[Given task]: Using the records below, count the lines with "this" in them. Give the number only.

[Dataset]:
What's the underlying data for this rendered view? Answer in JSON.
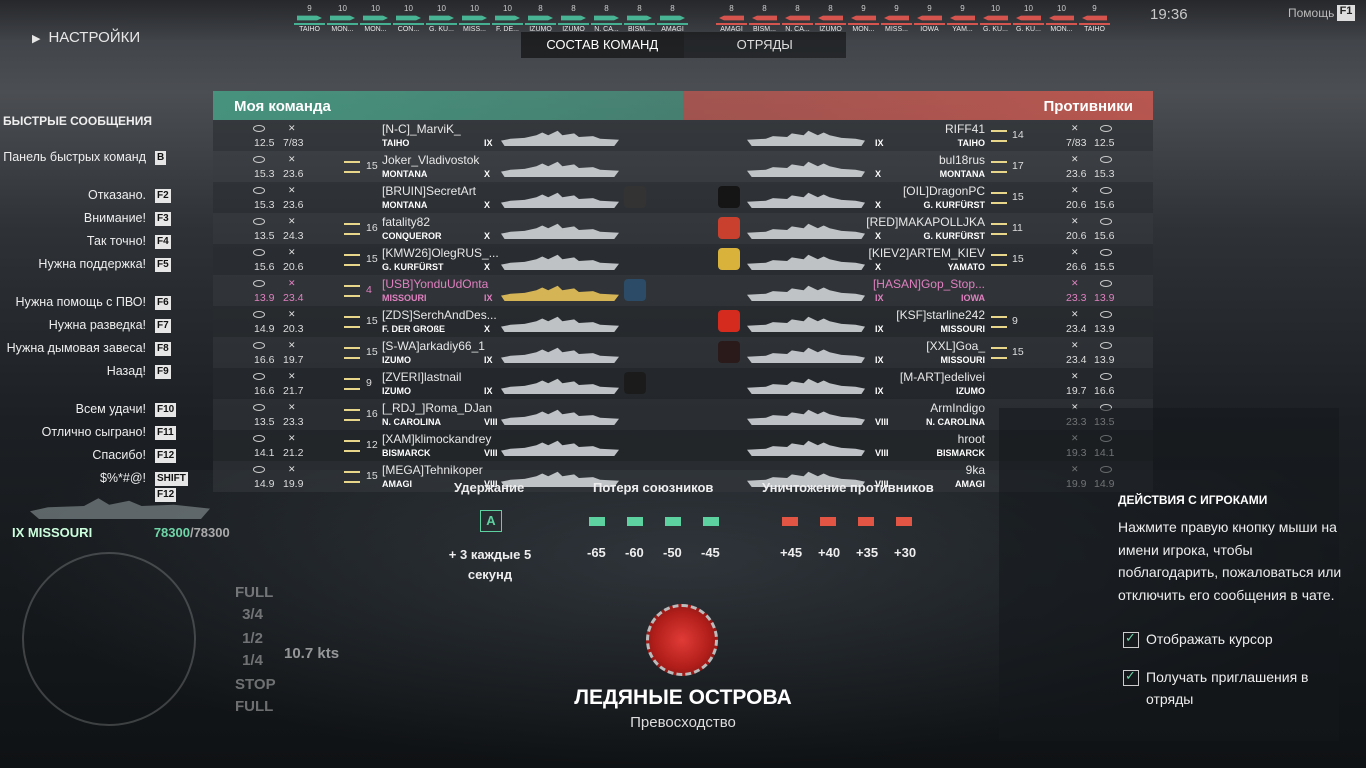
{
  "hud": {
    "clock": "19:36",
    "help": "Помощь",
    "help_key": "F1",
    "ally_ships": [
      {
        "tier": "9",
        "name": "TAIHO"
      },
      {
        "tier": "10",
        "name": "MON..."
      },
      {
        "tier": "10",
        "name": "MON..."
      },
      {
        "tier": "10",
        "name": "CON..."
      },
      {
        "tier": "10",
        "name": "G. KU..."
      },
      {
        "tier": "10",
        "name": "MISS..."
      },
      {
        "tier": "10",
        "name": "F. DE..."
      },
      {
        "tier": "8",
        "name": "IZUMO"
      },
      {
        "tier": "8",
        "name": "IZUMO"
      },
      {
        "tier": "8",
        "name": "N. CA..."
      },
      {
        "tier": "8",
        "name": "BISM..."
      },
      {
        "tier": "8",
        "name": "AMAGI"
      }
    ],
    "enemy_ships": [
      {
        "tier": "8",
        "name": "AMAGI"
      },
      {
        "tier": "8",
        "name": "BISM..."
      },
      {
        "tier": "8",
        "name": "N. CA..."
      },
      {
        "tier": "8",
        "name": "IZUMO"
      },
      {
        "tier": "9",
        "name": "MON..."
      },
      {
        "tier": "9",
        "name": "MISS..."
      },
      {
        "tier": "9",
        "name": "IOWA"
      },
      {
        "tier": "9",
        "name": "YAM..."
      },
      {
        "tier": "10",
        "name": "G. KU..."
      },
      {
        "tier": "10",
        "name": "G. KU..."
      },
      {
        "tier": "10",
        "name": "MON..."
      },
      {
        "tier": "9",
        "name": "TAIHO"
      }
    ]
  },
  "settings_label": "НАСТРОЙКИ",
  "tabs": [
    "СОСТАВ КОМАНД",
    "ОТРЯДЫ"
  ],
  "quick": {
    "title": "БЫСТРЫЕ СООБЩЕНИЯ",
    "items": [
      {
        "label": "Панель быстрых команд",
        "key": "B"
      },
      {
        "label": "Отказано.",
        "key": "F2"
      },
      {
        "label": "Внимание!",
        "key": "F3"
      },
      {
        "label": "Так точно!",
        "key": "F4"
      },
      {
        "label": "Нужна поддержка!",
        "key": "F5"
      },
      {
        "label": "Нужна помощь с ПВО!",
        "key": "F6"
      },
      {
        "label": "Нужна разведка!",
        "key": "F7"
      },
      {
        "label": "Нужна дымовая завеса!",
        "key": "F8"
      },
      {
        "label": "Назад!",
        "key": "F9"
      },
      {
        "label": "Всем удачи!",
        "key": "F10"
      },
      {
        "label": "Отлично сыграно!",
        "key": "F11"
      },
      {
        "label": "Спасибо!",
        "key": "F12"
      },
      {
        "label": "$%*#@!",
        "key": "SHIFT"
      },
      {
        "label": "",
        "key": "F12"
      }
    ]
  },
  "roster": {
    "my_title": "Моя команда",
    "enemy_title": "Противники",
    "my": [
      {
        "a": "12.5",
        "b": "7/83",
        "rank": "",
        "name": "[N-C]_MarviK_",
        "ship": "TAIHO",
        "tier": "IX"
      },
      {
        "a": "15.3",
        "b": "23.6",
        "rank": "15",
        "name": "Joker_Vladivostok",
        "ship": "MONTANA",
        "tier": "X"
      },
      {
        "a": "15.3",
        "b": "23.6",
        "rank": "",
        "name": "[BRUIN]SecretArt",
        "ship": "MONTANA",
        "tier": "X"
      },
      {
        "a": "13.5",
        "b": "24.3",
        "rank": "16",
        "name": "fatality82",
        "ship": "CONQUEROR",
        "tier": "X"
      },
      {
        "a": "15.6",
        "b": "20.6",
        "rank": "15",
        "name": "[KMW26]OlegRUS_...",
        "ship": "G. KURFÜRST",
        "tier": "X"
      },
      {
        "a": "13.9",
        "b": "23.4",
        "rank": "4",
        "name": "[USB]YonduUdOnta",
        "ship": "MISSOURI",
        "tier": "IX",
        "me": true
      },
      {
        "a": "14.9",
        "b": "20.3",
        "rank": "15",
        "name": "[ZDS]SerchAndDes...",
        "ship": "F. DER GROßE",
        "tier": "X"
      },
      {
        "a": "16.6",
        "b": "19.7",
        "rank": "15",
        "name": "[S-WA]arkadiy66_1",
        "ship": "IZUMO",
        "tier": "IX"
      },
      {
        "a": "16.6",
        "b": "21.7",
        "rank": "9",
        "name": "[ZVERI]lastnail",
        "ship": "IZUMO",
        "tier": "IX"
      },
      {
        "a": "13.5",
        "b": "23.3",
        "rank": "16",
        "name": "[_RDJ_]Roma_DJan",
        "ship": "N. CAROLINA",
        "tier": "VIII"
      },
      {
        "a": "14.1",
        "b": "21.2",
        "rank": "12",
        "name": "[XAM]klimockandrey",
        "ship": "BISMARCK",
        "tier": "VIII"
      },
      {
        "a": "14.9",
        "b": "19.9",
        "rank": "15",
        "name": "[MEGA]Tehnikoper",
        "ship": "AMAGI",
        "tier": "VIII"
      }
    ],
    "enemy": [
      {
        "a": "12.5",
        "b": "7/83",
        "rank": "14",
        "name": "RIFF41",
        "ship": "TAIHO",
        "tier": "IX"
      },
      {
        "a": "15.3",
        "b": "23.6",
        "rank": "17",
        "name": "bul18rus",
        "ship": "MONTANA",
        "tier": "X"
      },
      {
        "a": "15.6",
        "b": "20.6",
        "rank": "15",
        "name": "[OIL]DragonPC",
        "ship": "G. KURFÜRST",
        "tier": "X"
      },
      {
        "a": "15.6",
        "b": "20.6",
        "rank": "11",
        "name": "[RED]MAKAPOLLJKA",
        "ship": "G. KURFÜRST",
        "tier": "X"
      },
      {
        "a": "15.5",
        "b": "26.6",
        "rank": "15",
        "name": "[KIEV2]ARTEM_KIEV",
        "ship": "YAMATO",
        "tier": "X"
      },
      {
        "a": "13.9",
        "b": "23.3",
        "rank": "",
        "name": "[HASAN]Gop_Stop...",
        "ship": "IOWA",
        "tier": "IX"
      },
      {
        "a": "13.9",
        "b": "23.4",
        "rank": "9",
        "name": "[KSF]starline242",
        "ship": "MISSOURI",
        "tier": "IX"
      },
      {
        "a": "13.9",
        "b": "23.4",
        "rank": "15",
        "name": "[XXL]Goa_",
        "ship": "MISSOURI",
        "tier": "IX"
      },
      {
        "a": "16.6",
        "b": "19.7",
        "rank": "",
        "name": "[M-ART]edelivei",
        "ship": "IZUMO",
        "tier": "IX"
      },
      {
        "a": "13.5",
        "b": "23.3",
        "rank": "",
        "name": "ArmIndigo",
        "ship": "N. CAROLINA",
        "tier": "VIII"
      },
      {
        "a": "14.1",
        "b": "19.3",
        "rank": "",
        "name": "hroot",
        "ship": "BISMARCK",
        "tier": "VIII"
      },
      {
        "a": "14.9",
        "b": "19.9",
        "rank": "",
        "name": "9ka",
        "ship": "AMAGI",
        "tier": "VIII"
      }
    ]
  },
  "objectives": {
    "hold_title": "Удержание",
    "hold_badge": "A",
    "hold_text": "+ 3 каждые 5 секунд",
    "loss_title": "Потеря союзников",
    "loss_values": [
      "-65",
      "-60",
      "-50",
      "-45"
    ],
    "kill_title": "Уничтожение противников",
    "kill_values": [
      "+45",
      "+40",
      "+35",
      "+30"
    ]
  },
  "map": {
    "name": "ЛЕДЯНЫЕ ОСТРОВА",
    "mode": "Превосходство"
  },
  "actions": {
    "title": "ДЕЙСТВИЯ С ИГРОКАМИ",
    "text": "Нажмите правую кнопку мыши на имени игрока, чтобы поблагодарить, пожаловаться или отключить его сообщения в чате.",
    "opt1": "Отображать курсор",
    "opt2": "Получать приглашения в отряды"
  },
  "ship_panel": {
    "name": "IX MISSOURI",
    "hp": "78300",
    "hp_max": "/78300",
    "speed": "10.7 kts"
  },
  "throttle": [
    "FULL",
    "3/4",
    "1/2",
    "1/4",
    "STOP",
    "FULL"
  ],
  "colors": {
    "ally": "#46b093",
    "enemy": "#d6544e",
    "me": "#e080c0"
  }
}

...

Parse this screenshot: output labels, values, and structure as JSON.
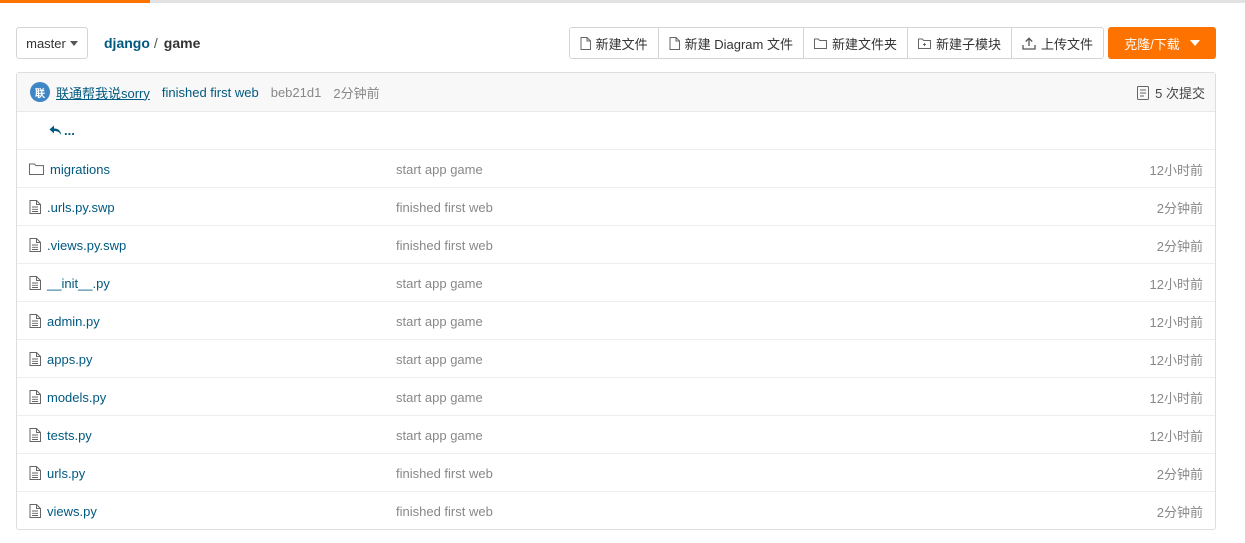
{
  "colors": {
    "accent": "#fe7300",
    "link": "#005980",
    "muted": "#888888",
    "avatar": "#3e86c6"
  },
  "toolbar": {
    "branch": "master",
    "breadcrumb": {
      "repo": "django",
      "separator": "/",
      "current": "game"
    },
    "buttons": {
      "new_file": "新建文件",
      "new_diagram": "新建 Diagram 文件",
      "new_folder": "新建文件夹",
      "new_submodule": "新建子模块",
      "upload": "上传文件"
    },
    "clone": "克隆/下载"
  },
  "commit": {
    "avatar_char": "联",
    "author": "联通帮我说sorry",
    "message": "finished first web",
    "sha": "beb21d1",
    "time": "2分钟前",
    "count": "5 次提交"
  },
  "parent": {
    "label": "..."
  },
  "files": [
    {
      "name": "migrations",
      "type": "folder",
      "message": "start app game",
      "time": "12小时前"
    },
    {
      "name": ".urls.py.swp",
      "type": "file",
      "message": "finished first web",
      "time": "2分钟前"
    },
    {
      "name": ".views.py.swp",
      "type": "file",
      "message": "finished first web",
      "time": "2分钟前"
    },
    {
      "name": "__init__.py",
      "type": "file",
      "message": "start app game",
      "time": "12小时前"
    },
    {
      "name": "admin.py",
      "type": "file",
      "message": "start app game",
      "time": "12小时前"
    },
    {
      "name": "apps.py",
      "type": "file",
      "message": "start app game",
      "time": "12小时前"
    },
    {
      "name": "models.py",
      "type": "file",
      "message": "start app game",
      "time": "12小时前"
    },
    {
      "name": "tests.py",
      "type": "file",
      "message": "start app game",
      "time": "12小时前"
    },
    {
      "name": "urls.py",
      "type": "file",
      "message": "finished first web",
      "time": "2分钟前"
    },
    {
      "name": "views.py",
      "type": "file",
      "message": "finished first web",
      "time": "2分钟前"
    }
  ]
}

[Answer to the problem]: 2